─── RECORDS PROVIDED ───

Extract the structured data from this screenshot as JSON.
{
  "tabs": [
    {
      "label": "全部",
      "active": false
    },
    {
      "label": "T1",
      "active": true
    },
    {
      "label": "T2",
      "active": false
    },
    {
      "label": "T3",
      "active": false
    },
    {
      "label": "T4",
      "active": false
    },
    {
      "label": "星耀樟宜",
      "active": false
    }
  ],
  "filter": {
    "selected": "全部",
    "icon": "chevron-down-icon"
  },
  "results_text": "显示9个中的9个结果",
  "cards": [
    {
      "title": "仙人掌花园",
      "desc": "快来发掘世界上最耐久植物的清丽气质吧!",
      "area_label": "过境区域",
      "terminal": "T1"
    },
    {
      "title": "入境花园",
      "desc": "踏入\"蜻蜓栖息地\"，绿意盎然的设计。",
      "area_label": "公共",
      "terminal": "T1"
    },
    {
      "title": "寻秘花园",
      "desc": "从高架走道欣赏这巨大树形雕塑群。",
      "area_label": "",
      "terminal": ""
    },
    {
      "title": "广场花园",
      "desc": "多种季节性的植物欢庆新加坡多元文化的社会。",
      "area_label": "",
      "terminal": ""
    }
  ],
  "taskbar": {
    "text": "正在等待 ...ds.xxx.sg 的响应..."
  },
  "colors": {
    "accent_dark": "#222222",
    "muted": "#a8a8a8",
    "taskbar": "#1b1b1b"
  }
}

───

Search the data for "title". Copy every line that has it.

      "title": "仙人掌花园",
      "title": "入境花园",
      "title": "寻秘花园",
      "title": "广场花园",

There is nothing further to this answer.